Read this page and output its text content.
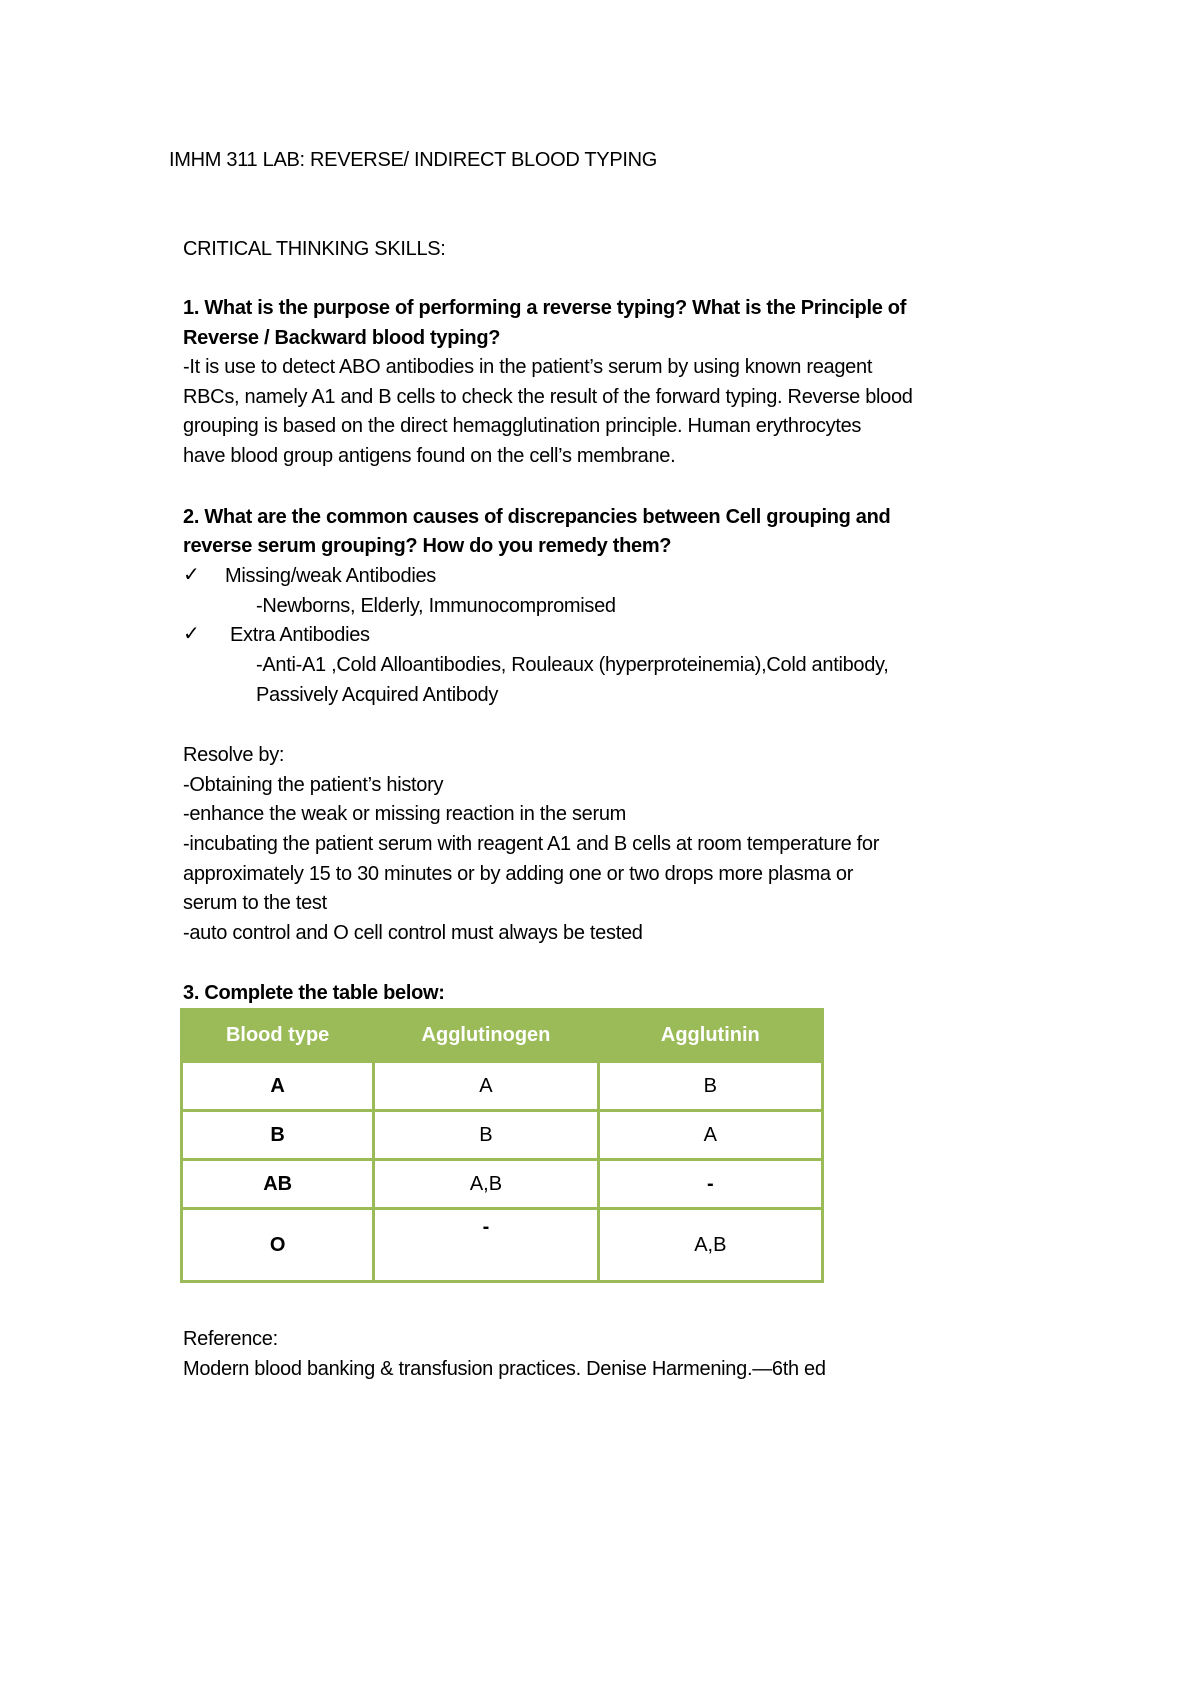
IMHM 311 LAB: REVERSE/ INDIRECT BLOOD TYPING
CRITICAL THINKING SKILLS:
1. What is the purpose of performing a reverse typing? What is the Principle of
Reverse / Backward blood typing?
-It is use to detect ABO antibodies in the patient’s serum by using known reagent
RBCs, namely A1 and B cells to check the result of the forward typing. Reverse blood
grouping is based on the direct hemagglutination principle. Human erythrocytes
have blood group antigens found on the cell’s membrane.
2. What are the common causes of discrepancies between Cell grouping and
reverse serum grouping? How do you remedy them?
✓ Missing/weak Antibodies
-Newborns, Elderly, Immunocompromised
✓ Extra Antibodies
-Anti-A1 ,Cold Alloantibodies, Rouleaux (hyperproteinemia),Cold antibody,
Passively Acquired Antibody
Resolve by:
-Obtaining the patient’s history
-enhance the weak or missing reaction in the serum
-incubating the patient serum with reagent A1 and B cells at room temperature for
approximately 15 to 30 minutes or by adding one or two drops more plasma or
serum to the test
-auto control and O cell control must always be tested
3. Complete the table below:
Blood type	Agglutinogen	Agglutinin
A	A	B
B	B	A
AB	A,B	-
O	-	A,B
Reference:
Modern blood banking & transfusion practices. Denise Harmening.—6th ed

### Problem details
Only one number is wanted: the number of lines in the listing that contain the string "serum".

### Solved problem
5